>> Start Data for this task

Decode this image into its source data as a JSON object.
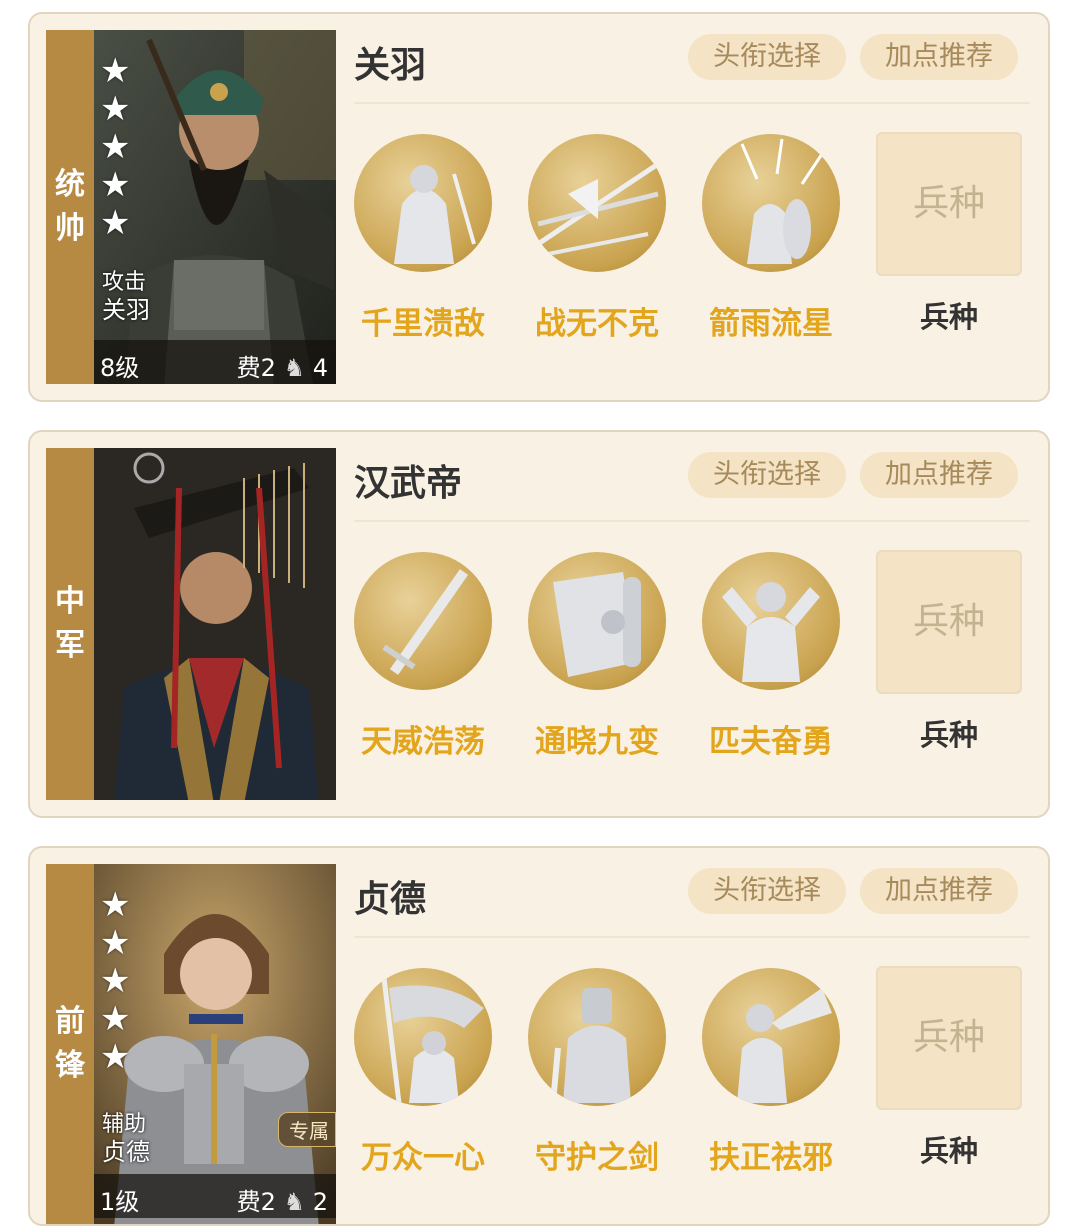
{
  "common": {
    "title_button": "头衔选择",
    "points_button": "加点推荐",
    "troop_box": "兵种",
    "troop_label": "兵种"
  },
  "generals": [
    {
      "position": "统帅",
      "name": "关羽",
      "card_role": "攻击",
      "card_name": "关羽",
      "level": "8级",
      "cost": "费2",
      "move": "4",
      "stars": 5,
      "skills": [
        {
          "name": "千里溃敌",
          "icon": "mounted-warrior-icon"
        },
        {
          "name": "战无不克",
          "icon": "weapons-icon"
        },
        {
          "name": "箭雨流星",
          "icon": "arrow-rain-shield-icon"
        }
      ]
    },
    {
      "position": "中军",
      "name": "汉武帝",
      "stars": 0,
      "skills": [
        {
          "name": "天威浩荡",
          "icon": "sword-icon"
        },
        {
          "name": "通晓九变",
          "icon": "scroll-icon"
        },
        {
          "name": "匹夫奋勇",
          "icon": "strongman-icon"
        }
      ]
    },
    {
      "position": "前锋",
      "name": "贞德",
      "card_role": "辅助",
      "card_name": "贞德",
      "level": "1级",
      "cost": "费2",
      "move": "2",
      "exclusive": "专属",
      "stars": 5,
      "skills": [
        {
          "name": "万众一心",
          "icon": "flag-bearer-icon"
        },
        {
          "name": "守护之剑",
          "icon": "armored-knight-icon"
        },
        {
          "name": "扶正祛邪",
          "icon": "horn-blower-icon"
        }
      ]
    }
  ]
}
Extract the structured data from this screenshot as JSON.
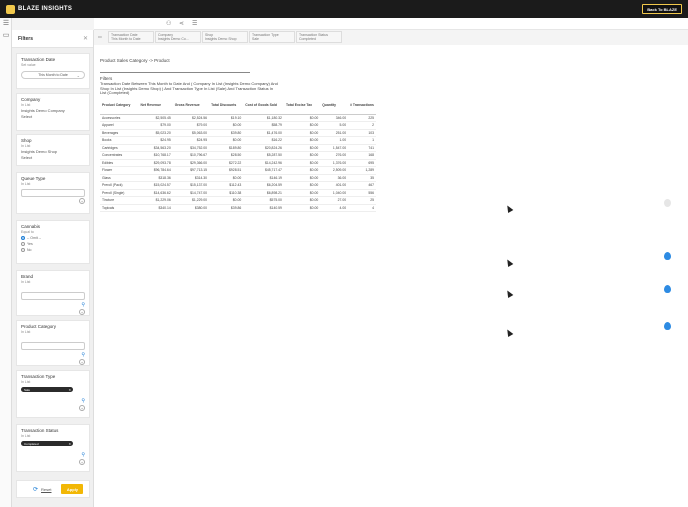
{
  "app": {
    "brand": "BLAZE INSIGHTS",
    "back_label": "Back To BLAZE"
  },
  "filters_panel": {
    "title": "Filters",
    "transaction_date": {
      "title": "Transaction Date",
      "sub": "Set value",
      "value": "This Month to Date"
    },
    "company": {
      "title": "Company",
      "sub": "In List",
      "value": "Insights Demo Company",
      "action": "Select"
    },
    "shop": {
      "title": "Shop",
      "sub": "In List",
      "value": "Insights Demo Shop",
      "action": "Select"
    },
    "queue_type": {
      "title": "Queue Type",
      "sub": "In List"
    },
    "cannabis": {
      "title": "Cannabis",
      "sub": "Equal to",
      "options": [
        "-- Omit --",
        "Yes",
        "No"
      ]
    },
    "brand": {
      "title": "Brand",
      "sub": "In List"
    },
    "product_category": {
      "title": "Product Category",
      "sub": "In List"
    },
    "transaction_type": {
      "title": "Transaction Type",
      "sub": "In List",
      "chip": "Sale"
    },
    "transaction_status": {
      "title": "Transaction Status",
      "sub": "In List",
      "chip": "Completed"
    },
    "reset_label": "Reset",
    "apply_label": "Apply"
  },
  "filter_chips": [
    {
      "l1": "Transaction Date",
      "l2": "This Month to Date"
    },
    {
      "l1": "Company",
      "l2": "Insights Demo Co..."
    },
    {
      "l1": "Shop",
      "l2": "Insights Demo Shop"
    },
    {
      "l1": "Transaction Type",
      "l2": "Sale"
    },
    {
      "l1": "Transaction Status",
      "l2": "Completed"
    }
  ],
  "report": {
    "title": "Product Sales Category -> Product",
    "filters_label": "Filters",
    "filters_desc": "Transaction Date Between This Month to Date And ( Company In List (Insights Demo Company) And Shop In List (Insights Demo Shop) ) And Transaction Type In List (Sale) And Transaction Status In List (Completed)",
    "columns": [
      "Product Category",
      "Net Revenue",
      "Gross Revenue",
      "Total Discounts",
      "Cost of Goods Sold",
      "Total Excise Tax",
      "Quantity",
      "# Transactions"
    ],
    "rows": [
      [
        "Accessories",
        "$2,505.45",
        "$2,524.56",
        "$19.10",
        "$1,180.32",
        "$0.00",
        "346.00",
        "225"
      ],
      [
        "Apparel",
        "$79.00",
        "$79.00",
        "$0.00",
        "$58.79",
        "$0.00",
        "5.00",
        "2"
      ],
      [
        "Beverages",
        "$5,023.20",
        "$5,063.00",
        "$39.80",
        "$1,476.00",
        "$0.00",
        "251.00",
        "103"
      ],
      [
        "Books",
        "$24.95",
        "$24.95",
        "$0.00",
        "$16.22",
        "$0.00",
        "1.00",
        "1"
      ],
      [
        "Cartridges",
        "$34,563.20",
        "$34,752.00",
        "$189.80",
        "$20,824.26",
        "$0.00",
        "1,547.00",
        "741"
      ],
      [
        "Concentrates",
        "$10,768.17",
        "$10,796.67",
        "$28.50",
        "$5,287.50",
        "$0.00",
        "276.00",
        "168"
      ],
      [
        "Edibles",
        "$29,093.78",
        "$29,366.00",
        "$272.22",
        "$14,242.96",
        "$0.00",
        "1,376.00",
        "695"
      ],
      [
        "Flower",
        "$96,784.64",
        "$97,713.15",
        "$928.51",
        "$45,717.47",
        "$0.00",
        "2,509.00",
        "1,289"
      ],
      [
        "Glass",
        "$318.36",
        "$314.30",
        "$0.00",
        "$146.19",
        "$0.00",
        "36.00",
        "35"
      ],
      [
        "Preroll (Pack)",
        "$15,024.57",
        "$15,137.00",
        "$112.43",
        "$6,204.59",
        "$0.00",
        "401.00",
        "467"
      ],
      [
        "Preroll (Single)",
        "$14,636.62",
        "$14,747.00",
        "$110.38",
        "$6,898.21",
        "$0.00",
        "1,040.00",
        "556"
      ],
      [
        "Tincture",
        "$1,229.06",
        "$1,229.00",
        "$0.00",
        "$575.00",
        "$0.00",
        "27.00",
        "25"
      ],
      [
        "Topicals",
        "$340.14",
        "$380.00",
        "$39.86",
        "$140.59",
        "$0.00",
        "4.00",
        "4"
      ]
    ]
  }
}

>> End Data for this task

*Exercise:* Each entry above should be reproduced exactly, with the pictures removed.

*Response below:*
Decode this image into its source data as a JSON object.
{
  "common": {
    "title_button": "头衔选择",
    "points_button": "加点推荐",
    "troop_box": "兵种",
    "troop_label": "兵种"
  },
  "generals": [
    {
      "position": "统帅",
      "name": "关羽",
      "card_role": "攻击",
      "card_name": "关羽",
      "level": "8级",
      "cost": "费2",
      "move": "4",
      "stars": 5,
      "skills": [
        {
          "name": "千里溃敌",
          "icon": "mounted-warrior-icon"
        },
        {
          "name": "战无不克",
          "icon": "weapons-icon"
        },
        {
          "name": "箭雨流星",
          "icon": "arrow-rain-shield-icon"
        }
      ]
    },
    {
      "position": "中军",
      "name": "汉武帝",
      "stars": 0,
      "skills": [
        {
          "name": "天威浩荡",
          "icon": "sword-icon"
        },
        {
          "name": "通晓九变",
          "icon": "scroll-icon"
        },
        {
          "name": "匹夫奋勇",
          "icon": "strongman-icon"
        }
      ]
    },
    {
      "position": "前锋",
      "name": "贞德",
      "card_role": "辅助",
      "card_name": "贞德",
      "level": "1级",
      "cost": "费2",
      "move": "2",
      "exclusive": "专属",
      "stars": 5,
      "skills": [
        {
          "name": "万众一心",
          "icon": "flag-bearer-icon"
        },
        {
          "name": "守护之剑",
          "icon": "armored-knight-icon"
        },
        {
          "name": "扶正祛邪",
          "icon": "horn-blower-icon"
        }
      ]
    }
  ]
}
Extract the structured data from this screenshot as JSON.
{
  "app": {
    "brand": "BLAZE INSIGHTS",
    "back_label": "Back To BLAZE"
  },
  "filters_panel": {
    "title": "Filters",
    "transaction_date": {
      "title": "Transaction Date",
      "sub": "Set value",
      "value": "This Month to Date"
    },
    "company": {
      "title": "Company",
      "sub": "In List",
      "value": "Insights Demo Company",
      "action": "Select"
    },
    "shop": {
      "title": "Shop",
      "sub": "In List",
      "value": "Insights Demo Shop",
      "action": "Select"
    },
    "queue_type": {
      "title": "Queue Type",
      "sub": "In List"
    },
    "cannabis": {
      "title": "Cannabis",
      "sub": "Equal to",
      "options": [
        "-- Omit --",
        "Yes",
        "No"
      ]
    },
    "brand": {
      "title": "Brand",
      "sub": "In List"
    },
    "product_category": {
      "title": "Product Category",
      "sub": "In List"
    },
    "transaction_type": {
      "title": "Transaction Type",
      "sub": "In List",
      "chip": "Sale"
    },
    "transaction_status": {
      "title": "Transaction Status",
      "sub": "In List",
      "chip": "Completed"
    },
    "reset_label": "Reset",
    "apply_label": "Apply"
  },
  "filter_chips": [
    {
      "l1": "Transaction Date",
      "l2": "This Month to Date"
    },
    {
      "l1": "Company",
      "l2": "Insights Demo Co..."
    },
    {
      "l1": "Shop",
      "l2": "Insights Demo Shop"
    },
    {
      "l1": "Transaction Type",
      "l2": "Sale"
    },
    {
      "l1": "Transaction Status",
      "l2": "Completed"
    }
  ],
  "report": {
    "title": "Product Sales Category -> Product",
    "filters_label": "Filters",
    "filters_desc": "Transaction Date Between This Month to Date And ( Company In List (Insights Demo Company) And Shop In List (Insights Demo Shop) ) And Transaction Type In List (Sale) And Transaction Status In List (Completed)",
    "columns": [
      "Product Category",
      "Net Revenue",
      "Gross Revenue",
      "Total Discounts",
      "Cost of Goods Sold",
      "Total Excise Tax",
      "Quantity",
      "# Transactions"
    ],
    "rows": [
      [
        "Accessories",
        "$2,505.45",
        "$2,524.56",
        "$19.10",
        "$1,180.32",
        "$0.00",
        "346.00",
        "225"
      ],
      [
        "Apparel",
        "$79.00",
        "$79.00",
        "$0.00",
        "$58.79",
        "$0.00",
        "5.00",
        "2"
      ],
      [
        "Beverages",
        "$5,023.20",
        "$5,063.00",
        "$39.80",
        "$1,476.00",
        "$0.00",
        "251.00",
        "103"
      ],
      [
        "Books",
        "$24.95",
        "$24.95",
        "$0.00",
        "$16.22",
        "$0.00",
        "1.00",
        "1"
      ],
      [
        "Cartridges",
        "$34,563.20",
        "$34,752.00",
        "$189.80",
        "$20,824.26",
        "$0.00",
        "1,547.00",
        "741"
      ],
      [
        "Concentrates",
        "$10,768.17",
        "$10,796.67",
        "$28.50",
        "$5,287.50",
        "$0.00",
        "276.00",
        "168"
      ],
      [
        "Edibles",
        "$29,093.78",
        "$29,366.00",
        "$272.22",
        "$14,242.96",
        "$0.00",
        "1,376.00",
        "695"
      ],
      [
        "Flower",
        "$96,784.64",
        "$97,713.15",
        "$928.51",
        "$45,717.47",
        "$0.00",
        "2,509.00",
        "1,289"
      ],
      [
        "Glass",
        "$318.36",
        "$314.30",
        "$0.00",
        "$146.19",
        "$0.00",
        "36.00",
        "35"
      ],
      [
        "Preroll (Pack)",
        "$15,024.57",
        "$15,137.00",
        "$112.43",
        "$6,204.59",
        "$0.00",
        "401.00",
        "467"
      ],
      [
        "Preroll (Single)",
        "$14,636.62",
        "$14,747.00",
        "$110.38",
        "$6,898.21",
        "$0.00",
        "1,040.00",
        "556"
      ],
      [
        "Tincture",
        "$1,229.06",
        "$1,229.00",
        "$0.00",
        "$575.00",
        "$0.00",
        "27.00",
        "25"
      ],
      [
        "Topicals",
        "$340.14",
        "$380.00",
        "$39.86",
        "$140.59",
        "$0.00",
        "4.00",
        "4"
      ]
    ]
  }
}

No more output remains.